▶ **What this task involves**
Rewrite the listing from its first line through the line containing "The protective film 315 is at (281, 196).", swapping "perspective view" for "oblique view" and keeping everything else as it stands.

▶ **Data**
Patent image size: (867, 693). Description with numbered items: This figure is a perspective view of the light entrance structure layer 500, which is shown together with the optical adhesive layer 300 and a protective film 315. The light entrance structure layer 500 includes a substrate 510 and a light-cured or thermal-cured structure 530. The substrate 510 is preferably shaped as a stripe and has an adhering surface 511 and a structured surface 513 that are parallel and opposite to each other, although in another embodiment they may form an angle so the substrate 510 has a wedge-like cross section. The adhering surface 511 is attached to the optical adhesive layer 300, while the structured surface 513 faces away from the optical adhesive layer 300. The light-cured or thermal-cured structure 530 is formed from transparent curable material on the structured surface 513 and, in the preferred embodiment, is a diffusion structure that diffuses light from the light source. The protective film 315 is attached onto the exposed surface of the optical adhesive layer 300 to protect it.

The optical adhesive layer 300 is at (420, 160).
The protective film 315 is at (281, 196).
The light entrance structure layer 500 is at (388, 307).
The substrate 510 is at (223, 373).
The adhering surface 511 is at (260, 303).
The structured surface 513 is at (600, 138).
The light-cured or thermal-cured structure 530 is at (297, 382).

▶ **Solution to this task**
Patent image size: (867, 693). Description with numbered items: This figure is a oblique view of the light entrance structure layer 500, which is shown together with the optical adhesive layer 300 and a protective film 315. The light entrance structure layer 500 includes a substrate 510 and a light-cured or thermal-cured structure 530. The substrate 510 is preferably shaped as a stripe and has an adhering surface 511 and a structured surface 513 that are parallel and opposite to each other, although in another embodiment they may form an angle so the substrate 510 has a wedge-like cross section. The adhering surface 511 is attached to the optical adhesive layer 300, while the structured surface 513 faces away from the optical adhesive layer 300. The light-cured or thermal-cured structure 530 is formed from transparent curable material on the structured surface 513 and, in the preferred embodiment, is a diffusion structure that diffuses light from the light source. The protective film 315 is attached onto the exposed surface of the optical adhesive layer 300 to protect it.

The optical adhesive layer 300 is at (420, 160).
The protective film 315 is at (281, 196).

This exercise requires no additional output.